**What you will do**
A single number is the answer here: how many lines of the entries contain "pkts"?

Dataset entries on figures
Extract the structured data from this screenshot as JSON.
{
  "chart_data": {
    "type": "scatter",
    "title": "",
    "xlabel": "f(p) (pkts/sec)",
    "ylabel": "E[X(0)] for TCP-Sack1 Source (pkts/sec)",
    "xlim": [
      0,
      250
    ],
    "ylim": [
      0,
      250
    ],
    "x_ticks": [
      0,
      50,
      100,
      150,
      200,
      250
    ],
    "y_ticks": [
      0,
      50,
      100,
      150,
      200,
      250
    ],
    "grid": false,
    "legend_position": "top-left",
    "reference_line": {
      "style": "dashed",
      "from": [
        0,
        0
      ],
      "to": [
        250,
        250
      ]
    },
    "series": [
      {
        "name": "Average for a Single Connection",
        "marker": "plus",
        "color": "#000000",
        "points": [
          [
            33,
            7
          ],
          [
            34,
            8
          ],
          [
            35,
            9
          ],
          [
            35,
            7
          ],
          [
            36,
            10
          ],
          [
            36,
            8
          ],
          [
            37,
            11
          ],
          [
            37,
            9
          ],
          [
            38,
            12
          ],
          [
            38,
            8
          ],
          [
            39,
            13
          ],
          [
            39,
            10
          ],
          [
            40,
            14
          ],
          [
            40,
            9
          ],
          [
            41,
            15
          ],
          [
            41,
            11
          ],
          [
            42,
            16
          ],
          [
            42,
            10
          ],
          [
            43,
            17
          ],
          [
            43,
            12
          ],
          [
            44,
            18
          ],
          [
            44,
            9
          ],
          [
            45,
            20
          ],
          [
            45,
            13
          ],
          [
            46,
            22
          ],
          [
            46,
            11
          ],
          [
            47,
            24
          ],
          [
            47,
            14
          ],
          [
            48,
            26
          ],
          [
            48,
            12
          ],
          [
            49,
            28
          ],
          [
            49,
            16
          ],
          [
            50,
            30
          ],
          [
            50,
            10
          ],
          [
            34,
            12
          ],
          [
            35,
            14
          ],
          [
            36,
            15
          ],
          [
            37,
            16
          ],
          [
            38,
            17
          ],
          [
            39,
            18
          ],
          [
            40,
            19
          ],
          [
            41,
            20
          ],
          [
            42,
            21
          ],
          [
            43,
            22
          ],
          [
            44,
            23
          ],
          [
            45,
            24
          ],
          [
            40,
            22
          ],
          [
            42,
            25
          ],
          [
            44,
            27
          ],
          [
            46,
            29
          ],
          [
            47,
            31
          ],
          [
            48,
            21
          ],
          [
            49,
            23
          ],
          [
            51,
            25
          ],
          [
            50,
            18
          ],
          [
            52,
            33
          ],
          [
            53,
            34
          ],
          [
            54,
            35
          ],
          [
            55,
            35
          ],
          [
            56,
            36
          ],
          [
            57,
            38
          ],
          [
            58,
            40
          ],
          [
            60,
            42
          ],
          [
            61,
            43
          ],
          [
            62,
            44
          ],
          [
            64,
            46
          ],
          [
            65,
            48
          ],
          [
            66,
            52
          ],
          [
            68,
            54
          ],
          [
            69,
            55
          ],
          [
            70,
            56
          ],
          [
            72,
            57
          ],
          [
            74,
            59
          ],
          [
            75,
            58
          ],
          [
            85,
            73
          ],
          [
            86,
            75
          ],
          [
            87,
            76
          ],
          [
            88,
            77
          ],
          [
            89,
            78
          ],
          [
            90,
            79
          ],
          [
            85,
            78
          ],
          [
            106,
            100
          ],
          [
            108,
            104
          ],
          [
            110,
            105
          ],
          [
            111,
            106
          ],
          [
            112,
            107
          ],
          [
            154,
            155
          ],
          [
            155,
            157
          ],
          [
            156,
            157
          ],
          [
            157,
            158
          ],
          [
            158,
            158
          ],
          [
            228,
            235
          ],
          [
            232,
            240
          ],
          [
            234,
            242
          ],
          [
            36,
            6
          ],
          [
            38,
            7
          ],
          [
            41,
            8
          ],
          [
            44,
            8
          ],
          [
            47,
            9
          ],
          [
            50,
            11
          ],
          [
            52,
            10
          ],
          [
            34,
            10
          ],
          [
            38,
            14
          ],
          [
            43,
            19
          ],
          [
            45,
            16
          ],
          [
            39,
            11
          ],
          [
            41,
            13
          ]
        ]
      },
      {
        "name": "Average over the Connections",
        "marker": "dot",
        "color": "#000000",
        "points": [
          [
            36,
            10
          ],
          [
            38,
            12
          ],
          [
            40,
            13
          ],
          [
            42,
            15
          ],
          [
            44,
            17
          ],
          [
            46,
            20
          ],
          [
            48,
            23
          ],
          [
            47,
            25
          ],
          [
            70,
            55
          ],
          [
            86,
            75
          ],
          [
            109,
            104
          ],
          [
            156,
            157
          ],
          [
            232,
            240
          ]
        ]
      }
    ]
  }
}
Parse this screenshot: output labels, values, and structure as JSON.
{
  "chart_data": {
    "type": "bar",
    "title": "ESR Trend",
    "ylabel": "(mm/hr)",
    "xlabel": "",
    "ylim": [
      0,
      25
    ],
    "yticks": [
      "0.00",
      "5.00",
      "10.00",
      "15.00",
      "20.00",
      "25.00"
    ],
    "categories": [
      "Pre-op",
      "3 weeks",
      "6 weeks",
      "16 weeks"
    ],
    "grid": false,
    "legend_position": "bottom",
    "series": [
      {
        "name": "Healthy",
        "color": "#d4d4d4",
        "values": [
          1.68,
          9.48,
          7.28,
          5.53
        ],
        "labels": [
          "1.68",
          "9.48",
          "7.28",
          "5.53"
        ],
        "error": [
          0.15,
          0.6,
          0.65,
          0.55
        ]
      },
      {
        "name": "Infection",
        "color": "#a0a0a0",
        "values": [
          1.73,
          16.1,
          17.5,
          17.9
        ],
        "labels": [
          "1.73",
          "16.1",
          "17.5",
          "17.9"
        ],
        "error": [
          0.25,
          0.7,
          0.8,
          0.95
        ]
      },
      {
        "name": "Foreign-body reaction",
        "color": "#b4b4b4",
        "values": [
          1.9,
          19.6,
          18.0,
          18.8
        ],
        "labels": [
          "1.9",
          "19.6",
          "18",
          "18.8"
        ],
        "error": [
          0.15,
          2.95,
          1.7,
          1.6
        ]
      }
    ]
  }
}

**Worked solution**
2